→ TASK DESCRIPTION: Quote the lines below word for word, starting at the line containing "grid xyxy=(99,30,1044,574)" and ending at the line containing "x-tick-label: 2k xyxy=(692,576,710,594)", with both of those lines included.
>> Start ITEMS
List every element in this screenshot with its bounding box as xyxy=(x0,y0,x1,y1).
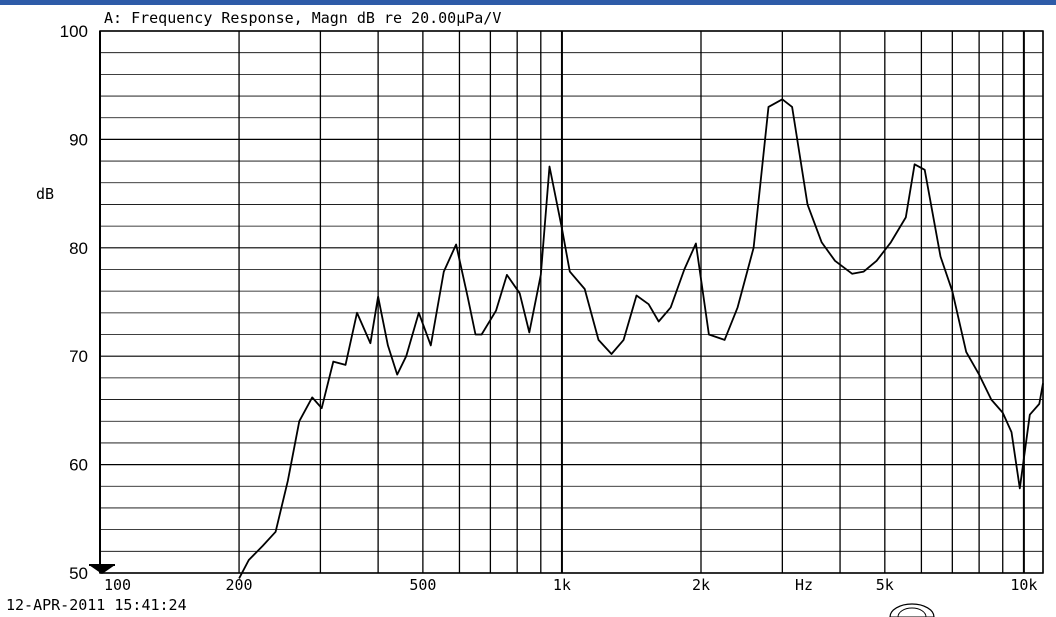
grid xyxy=(99,30,1044,574)
plot-frame xyxy=(99,30,1044,574)
x-tick-label: 500 xyxy=(409,576,436,594)
reference-triangle-icon xyxy=(89,565,115,574)
timestamp: 12-APR-2011 15:41:24 xyxy=(6,596,187,614)
x-tick-label: 100 xyxy=(104,576,131,594)
x-tick-label: 2k xyxy=(692,576,710,594)
y-tick-label: 60 xyxy=(69,456,88,475)
y-tick-label: 90 xyxy=(69,130,88,149)
response-curve xyxy=(238,98,1044,579)
x-tick-label: 5k xyxy=(876,576,894,594)
y-tick-labels: 50 60 70 80 90 100 xyxy=(60,22,88,583)
y-tick-label: 80 xyxy=(69,239,88,258)
x-tick-label: 10k xyxy=(1010,576,1037,594)
chart-title: A: Frequency Response, Magn dB re 20.00µ… xyxy=(104,9,501,27)
y-tick-label: 70 xyxy=(69,347,88,366)
y-axis-label: dB xyxy=(36,185,54,203)
x-tick-label: 200 xyxy=(226,576,253,594)
x-tick-labels: 100 200 500 1k 2k 5k 10k xyxy=(104,576,1037,594)
x-axis-unit-label: Hz xyxy=(795,576,813,594)
y-tick-label: 50 xyxy=(69,564,88,583)
x-tick-label: 1k xyxy=(553,576,571,594)
logo-icon xyxy=(889,603,935,617)
top-accent-bar xyxy=(0,0,1056,5)
y-tick-label: 100 xyxy=(60,22,88,41)
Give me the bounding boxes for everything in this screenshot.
>> End ITEMS
→ WORKED ANSWER:
grid xyxy=(99,30,1044,574)
plot-frame xyxy=(99,30,1044,574)
x-tick-label: 500 xyxy=(409,576,436,594)
reference-triangle-icon xyxy=(89,565,115,574)
timestamp: 12-APR-2011 15:41:24 xyxy=(6,596,187,614)
x-tick-label: 100 xyxy=(104,576,131,594)
x-tick-label: 2k xyxy=(692,576,710,594)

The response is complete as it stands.